-------- ENTRIES SHOWN
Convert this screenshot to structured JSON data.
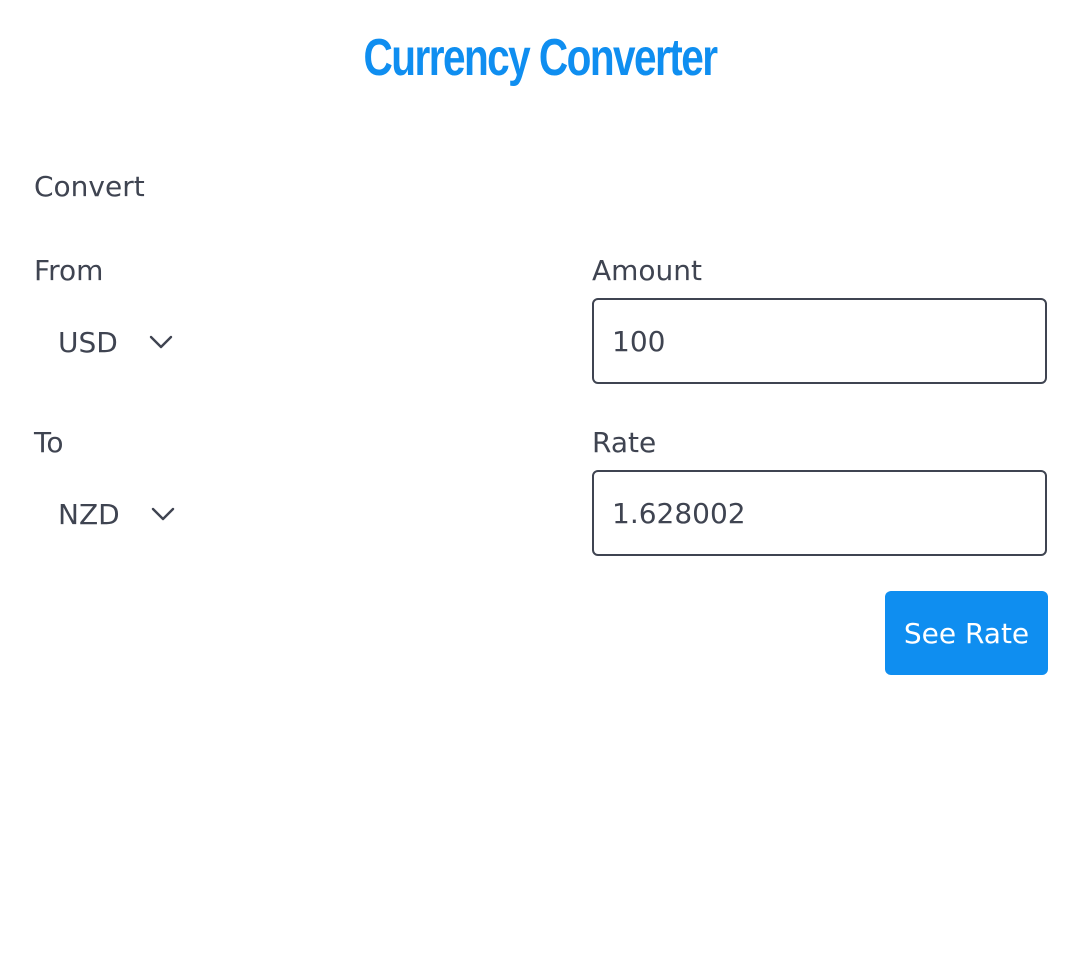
{
  "header": {
    "title": "Currency Converter"
  },
  "form": {
    "section_label": "Convert",
    "from": {
      "label": "From",
      "selected": "USD"
    },
    "to": {
      "label": "To",
      "selected": "NZD"
    },
    "amount": {
      "label": "Amount",
      "value": "100"
    },
    "rate": {
      "label": "Rate",
      "value": "1.628002"
    },
    "see_rate_label": "See Rate"
  },
  "colors": {
    "accent": "#0f8ef0",
    "text": "#3f4451",
    "border": "#3f4451",
    "background": "#ffffff"
  },
  "icons": {
    "dropdown": "chevron-down-icon"
  }
}
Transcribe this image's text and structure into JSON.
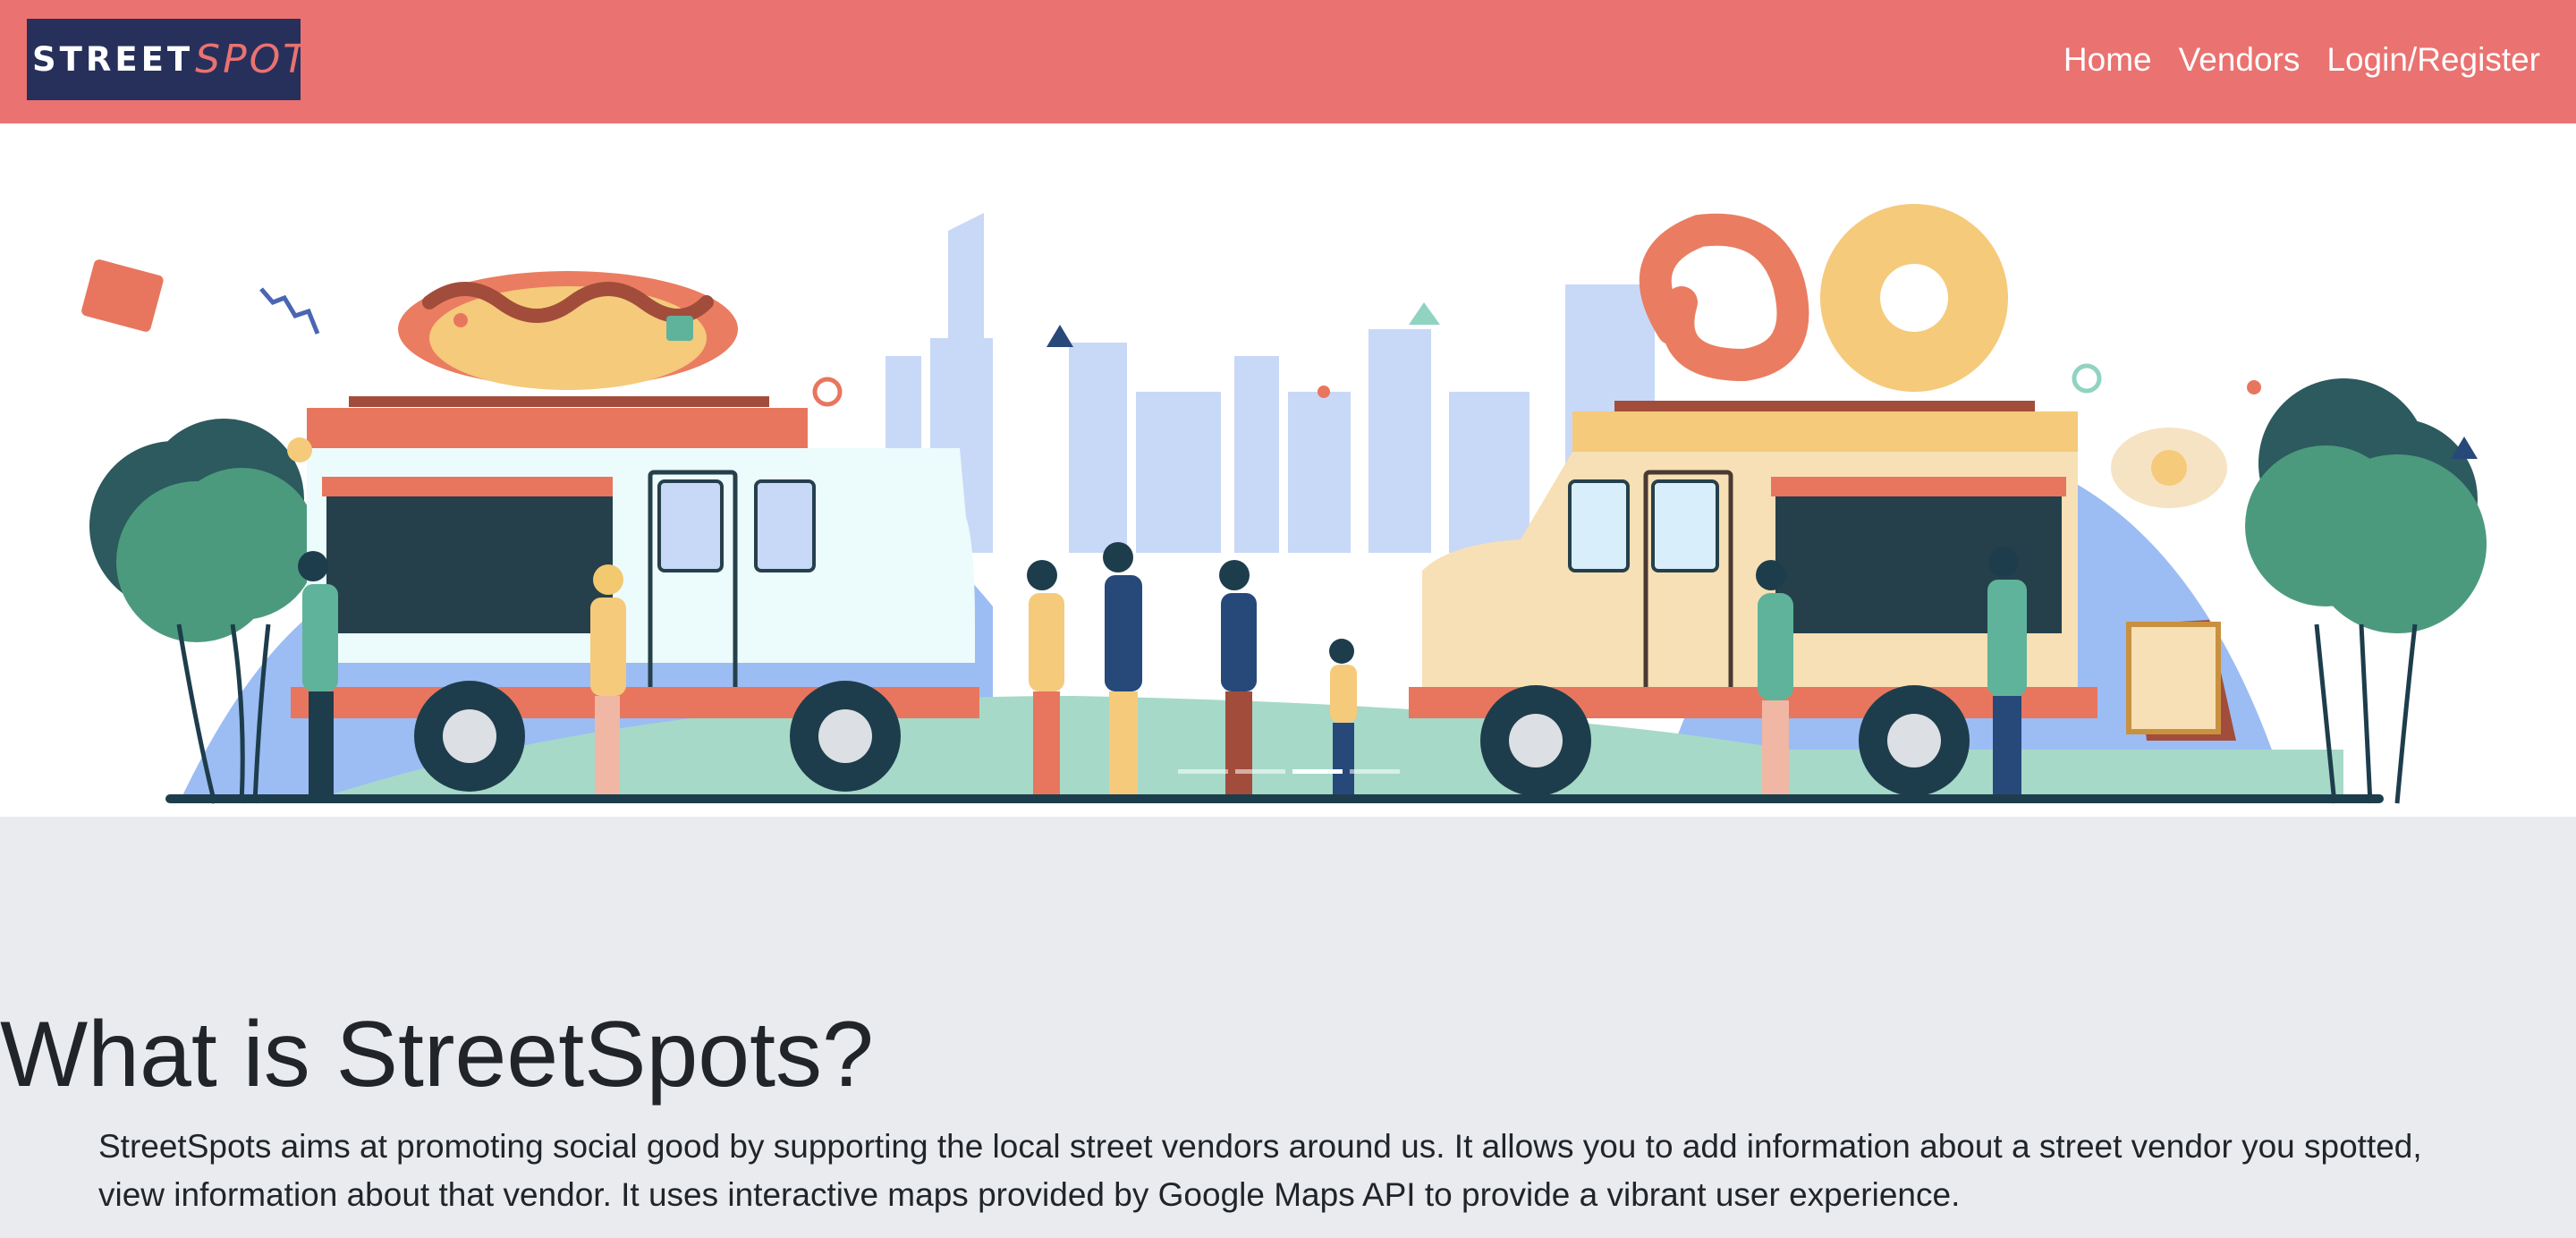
----------------
■ **WHAT THE EXERCISE ASKS**: Except for the pictures, copy every line of the records above exactly.

■ **CORRECT OUTPUT**:
Convert this screenshot to structured JSON data.
{
  "header": {
    "title": "Currency Converter"
  },
  "form": {
    "section_label": "Convert",
    "from": {
      "label": "From",
      "selected": "USD"
    },
    "to": {
      "label": "To",
      "selected": "NZD"
    },
    "amount": {
      "label": "Amount",
      "value": "100"
    },
    "rate": {
      "label": "Rate",
      "value": "1.628002"
    },
    "see_rate_label": "See Rate"
  },
  "colors": {
    "accent": "#0f8ef0",
    "text": "#3f4451",
    "border": "#3f4451",
    "background": "#ffffff"
  },
  "icons": {
    "dropdown": "chevron-down-icon"
  }
}
Transcribe this image's text and structure into JSON.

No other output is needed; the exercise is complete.